=== Material supplied ===

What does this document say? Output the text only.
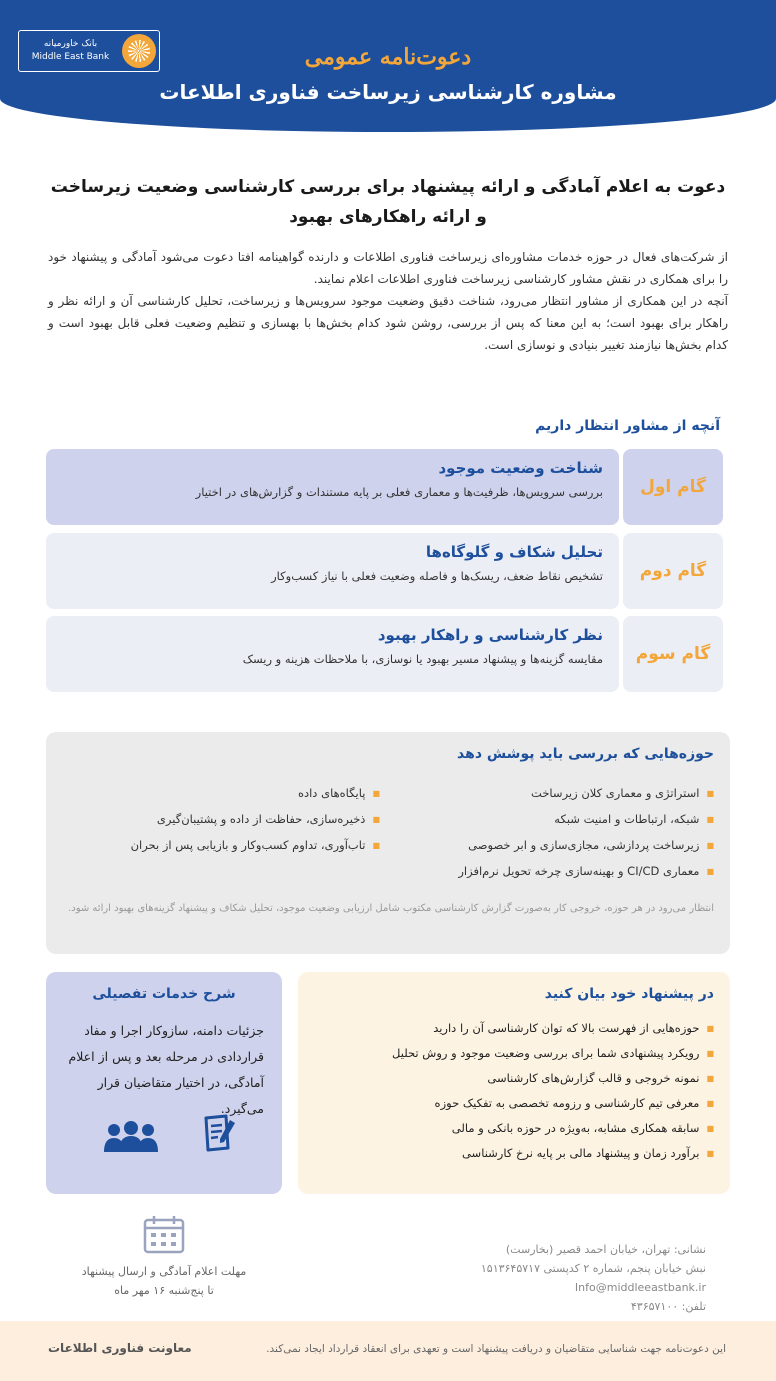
بانک خاورمیانه
Middle East Bank	دعوت‌نامه عمومی
مشاوره کارشناسی زیرساخت فناوری اطلاعات
دعوت به اعلام آمادگی و ارائه پیشنهاد برای بررسی کارشناسی وضعیت زیرساخت
و ارائه راهکارهای بهبود

از شرکت‌های فعال در حوزه خدمات مشاوره‌ای زیرساخت فناوری اطلاعات و دارنده گواهینامه افتا دعوت می‌شود آمادگی و پیشنهاد خود را برای همکاری در نقش مشاور کارشناسی زیرساخت فناوری اطلاعات اعلام نمایند.

آنچه در این همکاری از مشاور انتظار می‌رود، شناخت دقیق وضعیت موجود سرویس‌ها و زیرساخت، تحلیل کارشناسی آن و ارائه نظر و راهکار برای بهبود است؛ به این معنا که پس از بررسی، روشن شود کدام بخش‌ها با بهسازی و تنظیم وضعیت فعلی قابل بهبود است و کدام بخش‌ها نیازمند تغییر بنیادی و نوسازی است.

آنچه از مشاور انتظار داریم
شناخت وضعیت موجود
بررسی سرویس‌ها، ظرفیت‌ها و معماری فعلی بر پایه مستندات و گزارش‌های در اختیار	گام اول
تحلیل شکاف و گلوگاه‌ها
تشخیص نقاط ضعف، ریسک‌ها و فاصله وضعیت فعلی با نیاز کسب‌وکار	گام دوم
نظر کارشناسی و راهکار بهبود
مقایسه گزینه‌ها و پیشنهاد مسیر بهبود یا نوسازی، با ملاحظات هزینه و ریسک	گام سوم
حوزه‌هایی که بررسی باید پوشش دهد
■ استراتژی و معماری کلان زیرساخت
■ شبکه، ارتباطات و امنیت شبکه
■ زیرساخت پردازشی، مجازی‌سازی و ابر خصوصی
■ معماری CI/CD و بهینه‌سازی چرخه تحویل نرم‌افزار
■ پایگاه‌های داده
■ ذخیره‌سازی، حفاظت از داده و پشتیبان‌گیری
■ تاب‌آوری، تداوم کسب‌وکار و بازیابی پس از بحران
انتظار می‌رود در هر حوزه، خروجی کار به‌صورت گزارش کارشناسی مکتوب شامل ارزیابی وضعیت موجود، تحلیل شکاف و پیشنهاد گزینه‌های بهبود ارائه شود.
شرح خدمات تفصیلی
جزئیات دامنه، سازوکار اجرا و مفاد قراردادی در مرحله بعد و پس از اعلام آمادگی، در اختیار متقاضیان قرار می‌گیرد.
در پیشنهاد خود بیان کنید
■ حوزه‌هایی از فهرست بالا که توان کارشناسی آن را دارید
■ رویکرد پیشنهادی شما برای بررسی وضعیت موجود و روش تحلیل
■ نمونه خروجی و قالب گزارش‌های کارشناسی
■ معرفی تیم کارشناسی و رزومه تخصصی به تفکیک حوزه
■ سابقه همکاری مشابه، به‌ویژه در حوزه بانکی و مالی
■ برآورد زمان و پیشنهاد مالی بر پایه نرخ کارشناسی
نشانی: تهران، خیابان احمد قصیر (بخارست)
نبش خیابان پنجم، شماره ۲ کدپستی ۱۵۱۳۶۴۵۷۱۷
Info@middleeastbank.ir
تلفن: ۴۳۶۵۷۱۰۰
مهلت اعلام آمادگی و ارسال پیشنهاد
تا پنج‌شنبه ۱۶ مهر ماه
این دعوت‌نامه جهت شناسایی متقاضیان و دریافت پیشنهاد است و تعهدی برای انعقاد قرارداد ایجاد نمی‌کند.
معاونت فناوری اطلاعات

===

Goal: Reproduce the full listing faithfully, but do not carry over any pictures.

Task output:
What does this document say? Output the text only.
بانک خاورمیانه
Middle East Bank	دعوت‌نامه عمومی
مشاوره کارشناسی زیرساخت فناوری اطلاعات
دعوت به اعلام آمادگی و ارائه پیشنهاد برای بررسی کارشناسی وضعیت زیرساخت
و ارائه راهکارهای بهبود

از شرکت‌های فعال در حوزه خدمات مشاوره‌ای زیرساخت فناوری اطلاعات و دارنده گواهینامه افتا دعوت می‌شود آمادگی و پیشنهاد خود را برای همکاری در نقش مشاور کارشناسی زیرساخت فناوری اطلاعات اعلام نمایند.

آنچه در این همکاری از مشاور انتظار می‌رود، شناخت دقیق وضعیت موجود سرویس‌ها و زیرساخت، تحلیل کارشناسی آن و ارائه نظر و راهکار برای بهبود است؛ به این معنا که پس از بررسی، روشن شود کدام بخش‌ها با بهسازی و تنظیم وضعیت فعلی قابل بهبود است و کدام بخش‌ها نیازمند تغییر بنیادی و نوسازی است.

آنچه از مشاور انتظار داریم
شناخت وضعیت موجود
بررسی سرویس‌ها، ظرفیت‌ها و معماری فعلی بر پایه مستندات و گزارش‌های در اختیار	گام اول
تحلیل شکاف و گلوگاه‌ها
تشخیص نقاط ضعف، ریسک‌ها و فاصله وضعیت فعلی با نیاز کسب‌وکار	گام دوم
نظر کارشناسی و راهکار بهبود
مقایسه گزینه‌ها و پیشنهاد مسیر بهبود یا نوسازی، با ملاحظات هزینه و ریسک	گام سوم
حوزه‌هایی که بررسی باید پوشش دهد
■ استراتژی و معماری کلان زیرساخت
■ شبکه، ارتباطات و امنیت شبکه
■ زیرساخت پردازشی، مجازی‌سازی و ابر خصوصی
■ معماری CI/CD و بهینه‌سازی چرخه تحویل نرم‌افزار
■ پایگاه‌های داده
■ ذخیره‌سازی، حفاظت از داده و پشتیبان‌گیری
■ تاب‌آوری، تداوم کسب‌وکار و بازیابی پس از بحران
انتظار می‌رود در هر حوزه، خروجی کار به‌صورت گزارش کارشناسی مکتوب شامل ارزیابی وضعیت موجود، تحلیل شکاف و پیشنهاد گزینه‌های بهبود ارائه شود.
شرح خدمات تفصیلی
جزئیات دامنه، سازوکار اجرا و مفاد قراردادی در مرحله بعد و پس از اعلام آمادگی، در اختیار متقاضیان قرار می‌گیرد.
در پیشنهاد خود بیان کنید
■ حوزه‌هایی از فهرست بالا که توان کارشناسی آن را دارید
■ رویکرد پیشنهادی شما برای بررسی وضعیت موجود و روش تحلیل
■ نمونه خروجی و قالب گزارش‌های کارشناسی
■ معرفی تیم کارشناسی و رزومه تخصصی به تفکیک حوزه
■ سابقه همکاری مشابه، به‌ویژه در حوزه بانکی و مالی
■ برآورد زمان و پیشنهاد مالی بر پایه نرخ کارشناسی
نشانی: تهران، خیابان احمد قصیر (بخارست)
نبش خیابان پنجم، شماره ۲ کدپستی ۱۵۱۳۶۴۵۷۱۷
Info@middleeastbank.ir
تلفن: ۴۳۶۵۷۱۰۰
مهلت اعلام آمادگی و ارسال پیشنهاد
تا پنج‌شنبه ۱۶ مهر ماه
این دعوت‌نامه جهت شناسایی متقاضیان و دریافت پیشنهاد است و تعهدی برای انعقاد قرارداد ایجاد نمی‌کند.
معاونت فناوری اطلاعات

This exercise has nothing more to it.